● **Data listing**
────

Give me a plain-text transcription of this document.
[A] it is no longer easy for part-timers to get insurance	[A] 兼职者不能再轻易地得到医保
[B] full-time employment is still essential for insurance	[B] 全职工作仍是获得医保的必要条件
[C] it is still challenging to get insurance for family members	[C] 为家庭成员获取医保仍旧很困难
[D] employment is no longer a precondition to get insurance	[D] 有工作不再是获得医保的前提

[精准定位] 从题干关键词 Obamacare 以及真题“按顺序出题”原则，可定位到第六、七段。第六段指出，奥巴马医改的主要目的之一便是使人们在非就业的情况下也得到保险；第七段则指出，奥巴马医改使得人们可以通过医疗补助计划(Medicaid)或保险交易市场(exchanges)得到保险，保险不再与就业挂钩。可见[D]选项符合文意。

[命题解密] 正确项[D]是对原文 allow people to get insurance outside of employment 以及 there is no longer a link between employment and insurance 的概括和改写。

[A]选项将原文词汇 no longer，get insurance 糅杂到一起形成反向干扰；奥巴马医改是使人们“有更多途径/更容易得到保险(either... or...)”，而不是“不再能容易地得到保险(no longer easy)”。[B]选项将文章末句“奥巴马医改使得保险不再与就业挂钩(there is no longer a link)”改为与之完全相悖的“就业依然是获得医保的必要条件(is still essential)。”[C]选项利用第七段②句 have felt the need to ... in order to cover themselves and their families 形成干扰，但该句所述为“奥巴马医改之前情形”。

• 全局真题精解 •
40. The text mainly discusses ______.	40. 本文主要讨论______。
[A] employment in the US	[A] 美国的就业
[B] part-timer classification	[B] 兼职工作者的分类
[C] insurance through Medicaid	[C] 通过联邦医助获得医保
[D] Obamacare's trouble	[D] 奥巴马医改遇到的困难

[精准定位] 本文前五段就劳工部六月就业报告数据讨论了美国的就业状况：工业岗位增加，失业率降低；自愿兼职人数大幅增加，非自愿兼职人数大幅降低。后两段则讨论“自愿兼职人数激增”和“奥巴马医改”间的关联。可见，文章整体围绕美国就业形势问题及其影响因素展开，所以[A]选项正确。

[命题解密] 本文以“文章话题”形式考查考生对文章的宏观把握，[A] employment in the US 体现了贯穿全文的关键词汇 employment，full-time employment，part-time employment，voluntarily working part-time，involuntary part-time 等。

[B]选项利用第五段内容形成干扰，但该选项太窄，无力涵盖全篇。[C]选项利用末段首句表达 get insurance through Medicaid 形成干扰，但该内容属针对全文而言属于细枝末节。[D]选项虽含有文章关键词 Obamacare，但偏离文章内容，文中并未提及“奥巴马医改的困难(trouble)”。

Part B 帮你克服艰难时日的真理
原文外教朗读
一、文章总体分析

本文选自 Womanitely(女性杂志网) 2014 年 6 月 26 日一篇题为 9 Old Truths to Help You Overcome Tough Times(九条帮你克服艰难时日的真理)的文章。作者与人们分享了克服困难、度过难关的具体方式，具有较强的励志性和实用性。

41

────

● **Directions for this task**
Show all lines in the entries above where the word "full" appears.

● **Output**
[B] full-time employment is still essential for insurance	[B] 全职工作仍是获得医保的必要条件
[命题解密] 本文以“文章话题”形式考查考生对文章的宏观把握，[A] employment in the US 体现了贯穿全文的关键词汇 employment，full-time employment，part-time employment，voluntarily working part-time，involuntary part-time 等。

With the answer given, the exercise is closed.